▶ _EXERCISE GOAL_
The listing below is to be output in its exact form.

•••

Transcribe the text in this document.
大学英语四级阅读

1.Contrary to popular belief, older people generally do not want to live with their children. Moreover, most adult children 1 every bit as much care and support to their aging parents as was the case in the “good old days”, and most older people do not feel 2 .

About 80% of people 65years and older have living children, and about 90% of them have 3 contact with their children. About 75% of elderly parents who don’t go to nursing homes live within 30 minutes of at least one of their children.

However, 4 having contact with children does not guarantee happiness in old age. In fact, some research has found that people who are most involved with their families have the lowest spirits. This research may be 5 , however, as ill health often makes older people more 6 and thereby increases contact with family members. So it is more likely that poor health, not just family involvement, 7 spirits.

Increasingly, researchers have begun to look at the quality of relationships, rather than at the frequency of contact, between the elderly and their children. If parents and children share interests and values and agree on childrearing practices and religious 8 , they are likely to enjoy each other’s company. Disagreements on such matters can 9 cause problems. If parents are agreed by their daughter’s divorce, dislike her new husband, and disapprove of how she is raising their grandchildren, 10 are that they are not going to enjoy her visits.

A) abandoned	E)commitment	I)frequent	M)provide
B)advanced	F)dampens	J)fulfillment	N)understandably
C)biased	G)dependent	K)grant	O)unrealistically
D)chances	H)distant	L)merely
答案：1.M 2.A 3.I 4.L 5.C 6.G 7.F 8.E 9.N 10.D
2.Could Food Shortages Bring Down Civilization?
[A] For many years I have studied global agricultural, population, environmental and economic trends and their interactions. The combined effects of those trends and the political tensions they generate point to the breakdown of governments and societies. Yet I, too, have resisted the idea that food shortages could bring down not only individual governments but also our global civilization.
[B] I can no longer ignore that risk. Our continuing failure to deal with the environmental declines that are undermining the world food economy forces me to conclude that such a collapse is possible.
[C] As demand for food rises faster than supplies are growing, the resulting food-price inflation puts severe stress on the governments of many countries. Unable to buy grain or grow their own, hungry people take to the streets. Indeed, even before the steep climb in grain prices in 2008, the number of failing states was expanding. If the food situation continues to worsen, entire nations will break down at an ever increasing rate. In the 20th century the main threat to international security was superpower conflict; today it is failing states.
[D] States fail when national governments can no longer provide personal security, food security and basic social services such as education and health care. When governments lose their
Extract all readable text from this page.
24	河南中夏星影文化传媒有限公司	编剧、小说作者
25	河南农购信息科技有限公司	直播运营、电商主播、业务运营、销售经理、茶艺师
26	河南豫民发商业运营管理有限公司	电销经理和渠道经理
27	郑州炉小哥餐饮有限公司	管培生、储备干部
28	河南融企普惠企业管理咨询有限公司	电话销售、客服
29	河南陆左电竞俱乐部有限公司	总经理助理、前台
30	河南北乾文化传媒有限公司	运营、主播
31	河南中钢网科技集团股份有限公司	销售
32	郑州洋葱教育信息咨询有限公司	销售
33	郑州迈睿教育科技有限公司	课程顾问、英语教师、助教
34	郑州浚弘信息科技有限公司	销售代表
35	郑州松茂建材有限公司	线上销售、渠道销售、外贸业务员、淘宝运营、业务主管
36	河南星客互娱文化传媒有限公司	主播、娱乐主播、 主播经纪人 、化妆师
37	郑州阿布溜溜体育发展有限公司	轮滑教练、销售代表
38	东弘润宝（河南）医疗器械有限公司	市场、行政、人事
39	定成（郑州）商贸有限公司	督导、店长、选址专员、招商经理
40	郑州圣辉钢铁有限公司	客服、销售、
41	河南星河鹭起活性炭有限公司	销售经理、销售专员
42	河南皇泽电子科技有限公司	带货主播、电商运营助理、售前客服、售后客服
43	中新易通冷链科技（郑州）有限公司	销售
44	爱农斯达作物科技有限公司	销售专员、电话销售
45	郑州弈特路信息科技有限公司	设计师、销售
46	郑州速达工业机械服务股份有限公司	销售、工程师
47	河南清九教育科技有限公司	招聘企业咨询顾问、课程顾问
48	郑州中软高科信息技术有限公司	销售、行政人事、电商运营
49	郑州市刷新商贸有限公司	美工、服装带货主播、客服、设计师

•••

▶ _ANSWER_
Transcribe the text in this document.
大学英语四级阅读

1.Contrary to popular belief, older people generally do not want to live with their children. Moreover, most adult children 1 every bit as much care and support to their aging parents as was the case in the “good old days”, and most older people do not feel 2 .

About 80% of people 65years and older have living children, and about 90% of them have 3 contact with their children. About 75% of elderly parents who don’t go to nursing homes live within 30 minutes of at least one of their children.

However, 4 having contact with children does not guarantee happiness in old age. In fact, some research has found that people who are most involved with their families have the lowest spirits. This research may be 5 , however, as ill health often makes older people more 6 and thereby increases contact with family members. So it is more likely that poor health, not just family involvement, 7 spirits.

Increasingly, researchers have begun to look at the quality of relationships, rather than at the frequency of contact, between the elderly and their children. If parents and children share interests and values and agree on childrearing practices and religious 8 , they are likely to enjoy each other’s company. Disagreements on such matters can 9 cause problems. If parents are agreed by their daughter’s divorce, dislike her new husband, and disapprove of how she is raising their grandchildren, 10 are that they are not going to enjoy her visits.

A) abandoned	E)commitment	I)frequent	M)provide
B)advanced	F)dampens	J)fulfillment	N)understandably
C)biased	G)dependent	K)grant	O)unrealistically
D)chances	H)distant	L)merely
答案：1.M 2.A 3.I 4.L 5.C 6.G 7.F 8.E 9.N 10.D
2.Could Food Shortages Bring Down Civilization?
[A] For many years I have studied global agricultural, population, environmental and economic trends and their interactions. The combined effects of those trends and the political tensions they generate point to the breakdown of governments and societies. Yet I, too, have resisted the idea that food shortages could bring down not only individual governments but also our global civilization.
[B] I can no longer ignore that risk. Our continuing failure to deal with the environmental declines that are undermining the world food economy forces me to conclude that such a collapse is possible.
[C] As demand for food rises faster than supplies are growing, the resulting food-price inflation puts severe stress on the governments of many countries. Unable to buy grain or grow their own, hungry people take to the streets. Indeed, even before the steep climb in grain prices in 2008, the number of failing states was expanding. If the food situation continues to worsen, entire nations will break down at an ever increasing rate. In the 20th century the main threat to international security was superpower conflict; today it is failing states.
[D] States fail when national governments can no longer provide personal security, food security and basic social services such as education and health care. When governments lose their
Extract all readable text from this page.
24	河南中夏星影文化传媒有限公司	编剧、小说作者
25	河南农购信息科技有限公司	直播运营、电商主播、业务运营、销售经理、茶艺师
26	河南豫民发商业运营管理有限公司	电销经理和渠道经理
27	郑州炉小哥餐饮有限公司	管培生、储备干部
28	河南融企普惠企业管理咨询有限公司	电话销售、客服
29	河南陆左电竞俱乐部有限公司	总经理助理、前台
30	河南北乾文化传媒有限公司	运营、主播
31	河南中钢网科技集团股份有限公司	销售
32	郑州洋葱教育信息咨询有限公司	销售
33	郑州迈睿教育科技有限公司	课程顾问、英语教师、助教
34	郑州浚弘信息科技有限公司	销售代表
35	郑州松茂建材有限公司	线上销售、渠道销售、外贸业务员、淘宝运营、业务主管
36	河南星客互娱文化传媒有限公司	主播、娱乐主播、 主播经纪人 、化妆师
37	郑州阿布溜溜体育发展有限公司	轮滑教练、销售代表
38	东弘润宝（河南）医疗器械有限公司	市场、行政、人事
39	定成（郑州）商贸有限公司	督导、店长、选址专员、招商经理
40	郑州圣辉钢铁有限公司	客服、销售、
41	河南星河鹭起活性炭有限公司	销售经理、销售专员
42	河南皇泽电子科技有限公司	带货主播、电商运营助理、售前客服、售后客服
43	中新易通冷链科技（郑州）有限公司	销售
44	爱农斯达作物科技有限公司	销售专员、电话销售
45	郑州弈特路信息科技有限公司	设计师、销售
46	郑州速达工业机械服务股份有限公司	销售、工程师
47	河南清九教育科技有限公司	招聘企业咨询顾问、课程顾问
48	郑州中软高科信息技术有限公司	销售、行政人事、电商运营
49	郑州市刷新商贸有限公司	美工、服装带货主播、客服、设计师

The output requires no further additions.